Entries shown:
★ ★ ★ ★ ★
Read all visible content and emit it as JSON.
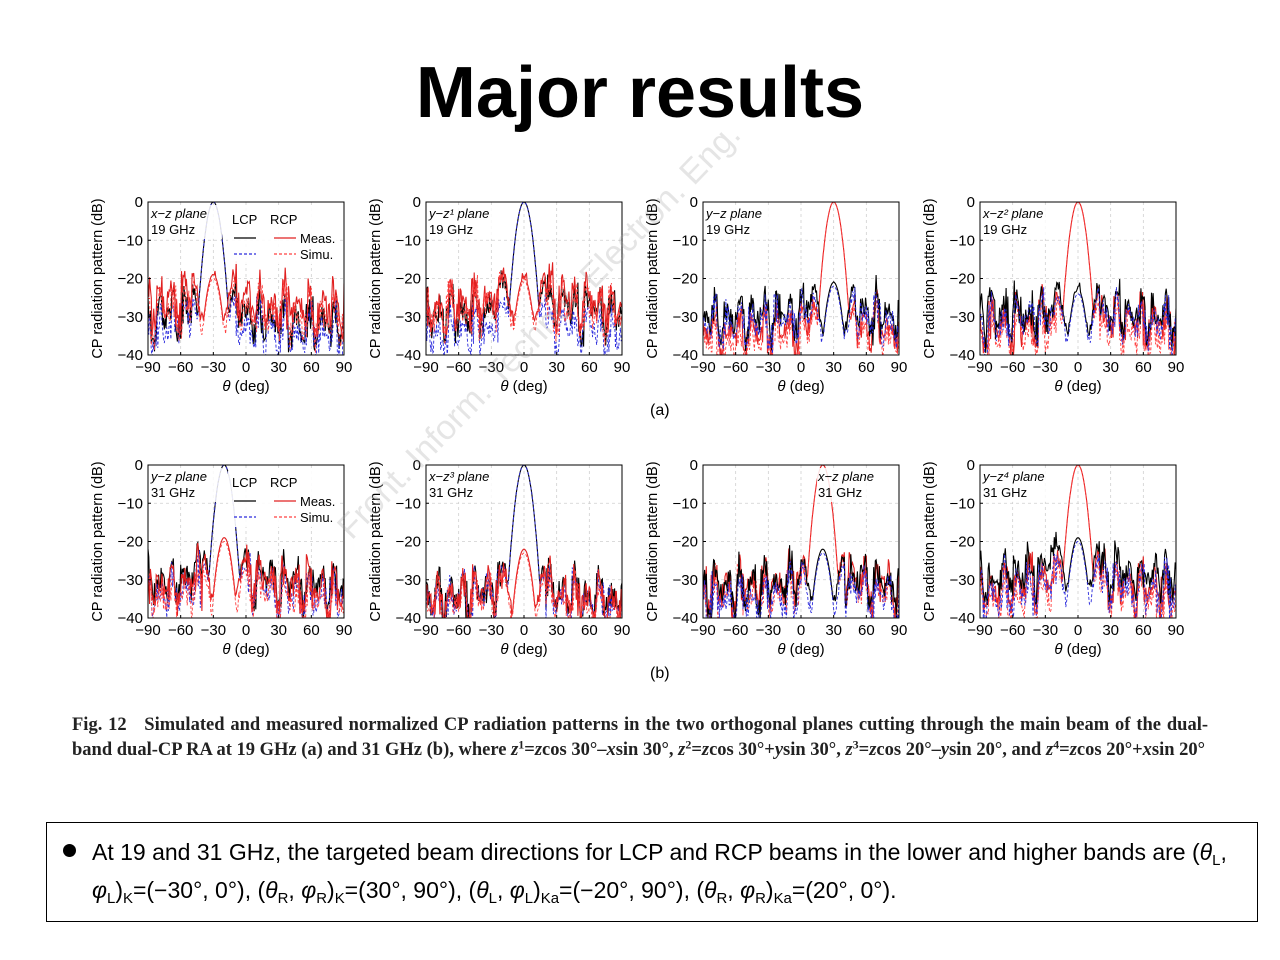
{
  "slide": {
    "title": "Major results",
    "watermark": "Front. Inform. Technol. Electron. Eng."
  },
  "figure": {
    "row_labels": [
      "(a)",
      "(b)"
    ],
    "caption_html": "Fig. 12&nbsp;&nbsp; Simulated and measured normalized CP radiation patterns in the two orthogonal planes cutting through the main beam of the dual-band dual-CP RA at 19 GHz (a) and 31 GHz (b), where <i>z</i><sup>1</sup>=<i>z</i>cos 30°–<i>x</i>sin 30°, <i>z</i><sup>2</sup>=<i>z</i>cos 30°+<i>y</i>sin 30°, <i>z</i><sup>3</sup>=<i>z</i>cos 20°–<i>y</i>sin 20°, and <i>z</i><sup>4</sup>=<i>z</i>cos 20°+<i>x</i>sin 20°"
  },
  "note": {
    "text_html": "At 19 and 31 GHz, the targeted beam directions for LCP and RCP beams in the lower and higher bands are (<i>θ</i><sub>L</sub>, <i>φ</i><sub>L</sub>)<sub>K</sub>=(−30°, 0°), (<i>θ</i><sub>R</sub>, <i>φ</i><sub>R</sub>)<sub>K</sub>=(30°, 90°), (<i>θ</i><sub>L</sub>, <i>φ</i><sub>L</sub>)<sub>Ka</sub>=(−20°, 90°), (<i>θ</i><sub>R</sub>, <i>φ</i><sub>R</sub>)<sub>Ka</sub>=(20°, 0°)."
  },
  "colors": {
    "lcp": "#000000",
    "rcp": "#e02020",
    "lcp_sim": "#2a2adc",
    "rcp_sim": "#ff4040",
    "grid": "#cfcfcf"
  },
  "chart_data": [
    {
      "type": "line",
      "panel": "(a)",
      "plane": "x−z plane",
      "freq": "19 GHz",
      "xlabel": "θ (deg)",
      "ylabel": "CP radiation pattern (dB)",
      "xlim": [
        -90,
        90
      ],
      "ylim": [
        -40,
        0
      ],
      "xticks": [
        -90,
        -60,
        -30,
        0,
        30,
        60,
        90
      ],
      "yticks": [
        0,
        -10,
        -20,
        -30,
        -40
      ],
      "grid": true,
      "legend": {
        "headers": [
          "LCP",
          "RCP"
        ],
        "rows": [
          "Meas.",
          "Simu."
        ]
      },
      "series": [
        {
          "pol": "LCP",
          "kind": "meas",
          "peak": -30,
          "peak_db": 0,
          "floor_db": -29
        },
        {
          "pol": "LCP",
          "kind": "simu",
          "peak": -30,
          "peak_db": 0,
          "floor_db": -32
        },
        {
          "pol": "RCP",
          "kind": "meas",
          "peak": -30,
          "peak_db": -19,
          "floor_db": -25
        },
        {
          "pol": "RCP",
          "kind": "simu",
          "peak": -30,
          "peak_db": -20,
          "floor_db": -28
        }
      ]
    },
    {
      "type": "line",
      "panel": "(a)",
      "plane": "y−z¹ plane",
      "freq": "19 GHz",
      "xlabel": "θ (deg)",
      "ylabel": "CP radiation pattern (dB)",
      "xlim": [
        -90,
        90
      ],
      "ylim": [
        -40,
        0
      ],
      "xticks": [
        -90,
        -60,
        -30,
        0,
        30,
        60,
        90
      ],
      "yticks": [
        0,
        -10,
        -20,
        -30,
        -40
      ],
      "grid": true,
      "series": [
        {
          "pol": "LCP",
          "kind": "meas",
          "peak": 0,
          "peak_db": 0,
          "floor_db": -27
        },
        {
          "pol": "LCP",
          "kind": "simu",
          "peak": 0,
          "peak_db": 0,
          "floor_db": -32
        },
        {
          "pol": "RCP",
          "kind": "meas",
          "peak": 0,
          "peak_db": -20,
          "floor_db": -25
        },
        {
          "pol": "RCP",
          "kind": "simu",
          "peak": 0,
          "peak_db": -21,
          "floor_db": -27
        }
      ]
    },
    {
      "type": "line",
      "panel": "(a)",
      "plane": "y−z plane",
      "freq": "19 GHz",
      "xlabel": "θ (deg)",
      "ylabel": "CP radiation pattern (dB)",
      "xlim": [
        -90,
        90
      ],
      "ylim": [
        -40,
        0
      ],
      "xticks": [
        -90,
        -60,
        -30,
        0,
        30,
        60,
        90
      ],
      "yticks": [
        0,
        -10,
        -20,
        -30,
        -40
      ],
      "grid": true,
      "series": [
        {
          "pol": "RCP",
          "kind": "meas",
          "peak": 30,
          "peak_db": 0,
          "floor_db": -32
        },
        {
          "pol": "RCP",
          "kind": "simu",
          "peak": 30,
          "peak_db": 0,
          "floor_db": -34
        },
        {
          "pol": "LCP",
          "kind": "meas",
          "peak": 30,
          "peak_db": -21,
          "floor_db": -28
        },
        {
          "pol": "LCP",
          "kind": "simu",
          "peak": 30,
          "peak_db": -22,
          "floor_db": -30
        }
      ]
    },
    {
      "type": "line",
      "panel": "(a)",
      "plane": "x−z² plane",
      "freq": "19 GHz",
      "xlabel": "θ (deg)",
      "ylabel": "CP radiation pattern (dB)",
      "xlim": [
        -90,
        90
      ],
      "ylim": [
        -40,
        0
      ],
      "xticks": [
        -90,
        -60,
        -30,
        0,
        30,
        60,
        90
      ],
      "yticks": [
        0,
        -10,
        -20,
        -30,
        -40
      ],
      "grid": true,
      "series": [
        {
          "pol": "RCP",
          "kind": "meas",
          "peak": 0,
          "peak_db": 0,
          "floor_db": -30
        },
        {
          "pol": "RCP",
          "kind": "simu",
          "peak": 0,
          "peak_db": 0,
          "floor_db": -33
        },
        {
          "pol": "LCP",
          "kind": "meas",
          "peak": 0,
          "peak_db": -23,
          "floor_db": -28
        },
        {
          "pol": "LCP",
          "kind": "simu",
          "peak": 0,
          "peak_db": -24,
          "floor_db": -30
        }
      ]
    },
    {
      "type": "line",
      "panel": "(b)",
      "plane": "y−z plane",
      "freq": "31 GHz",
      "xlabel": "θ (deg)",
      "ylabel": "CP radiation pattern (dB)",
      "xlim": [
        -90,
        90
      ],
      "ylim": [
        -40,
        0
      ],
      "xticks": [
        -90,
        -60,
        -30,
        0,
        30,
        60,
        90
      ],
      "yticks": [
        0,
        -10,
        -20,
        -30,
        -40
      ],
      "grid": true,
      "legend": {
        "headers": [
          "LCP",
          "RCP"
        ],
        "rows": [
          "Meas.",
          "Simu."
        ]
      },
      "series": [
        {
          "pol": "LCP",
          "kind": "meas",
          "peak": -20,
          "peak_db": 0,
          "floor_db": -29
        },
        {
          "pol": "LCP",
          "kind": "simu",
          "peak": -20,
          "peak_db": 0,
          "floor_db": -32
        },
        {
          "pol": "RCP",
          "kind": "meas",
          "peak": -20,
          "peak_db": -19,
          "floor_db": -30
        },
        {
          "pol": "RCP",
          "kind": "simu",
          "peak": -20,
          "peak_db": -20,
          "floor_db": -33
        }
      ]
    },
    {
      "type": "line",
      "panel": "(b)",
      "plane": "x−z³ plane",
      "freq": "31 GHz",
      "xlabel": "θ (deg)",
      "ylabel": "CP radiation pattern (dB)",
      "xlim": [
        -90,
        90
      ],
      "ylim": [
        -40,
        0
      ],
      "xticks": [
        -90,
        -60,
        -30,
        0,
        30,
        60,
        90
      ],
      "yticks": [
        0,
        -10,
        -20,
        -30,
        -40
      ],
      "grid": true,
      "series": [
        {
          "pol": "LCP",
          "kind": "meas",
          "peak": 0,
          "peak_db": 0,
          "floor_db": -33
        },
        {
          "pol": "LCP",
          "kind": "simu",
          "peak": 0,
          "peak_db": 0,
          "floor_db": -34
        },
        {
          "pol": "RCP",
          "kind": "meas",
          "peak": 0,
          "peak_db": -22,
          "floor_db": -33
        },
        {
          "pol": "RCP",
          "kind": "simu",
          "peak": 0,
          "peak_db": -23,
          "floor_db": -35
        }
      ]
    },
    {
      "type": "line",
      "panel": "(b)",
      "plane": "x−z plane",
      "freq": "31 GHz",
      "xlabel": "θ (deg)",
      "ylabel": "CP radiation pattern (dB)",
      "xlim": [
        -90,
        90
      ],
      "ylim": [
        -40,
        0
      ],
      "xticks": [
        -90,
        -60,
        -30,
        0,
        30,
        60,
        90
      ],
      "yticks": [
        0,
        -10,
        -20,
        -30,
        -40
      ],
      "grid": true,
      "series": [
        {
          "pol": "RCP",
          "kind": "meas",
          "peak": 20,
          "peak_db": 0,
          "floor_db": -30
        },
        {
          "pol": "RCP",
          "kind": "simu",
          "peak": 20,
          "peak_db": 0,
          "floor_db": -32
        },
        {
          "pol": "LCP",
          "kind": "meas",
          "peak": 20,
          "peak_db": -22,
          "floor_db": -30
        },
        {
          "pol": "LCP",
          "kind": "simu",
          "peak": 20,
          "peak_db": -23,
          "floor_db": -33
        }
      ]
    },
    {
      "type": "line",
      "panel": "(b)",
      "plane": "y−z⁴ plane",
      "freq": "31 GHz",
      "xlabel": "θ (deg)",
      "ylabel": "CP radiation pattern (dB)",
      "xlim": [
        -90,
        90
      ],
      "ylim": [
        -40,
        0
      ],
      "xticks": [
        -90,
        -60,
        -30,
        0,
        30,
        60,
        90
      ],
      "yticks": [
        0,
        -10,
        -20,
        -30,
        -40
      ],
      "grid": true,
      "series": [
        {
          "pol": "RCP",
          "kind": "meas",
          "peak": 0,
          "peak_db": 0,
          "floor_db": -30
        },
        {
          "pol": "RCP",
          "kind": "simu",
          "peak": 0,
          "peak_db": 0,
          "floor_db": -33
        },
        {
          "pol": "LCP",
          "kind": "meas",
          "peak": 0,
          "peak_db": -19,
          "floor_db": -27
        },
        {
          "pol": "LCP",
          "kind": "simu",
          "peak": 0,
          "peak_db": -20,
          "floor_db": -31
        }
      ]
    }
  ]
}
★ ★ ★ ★ ★
Do this: Provide the number of lines in the entries that include "beam", and no other text.

Exercise response: 2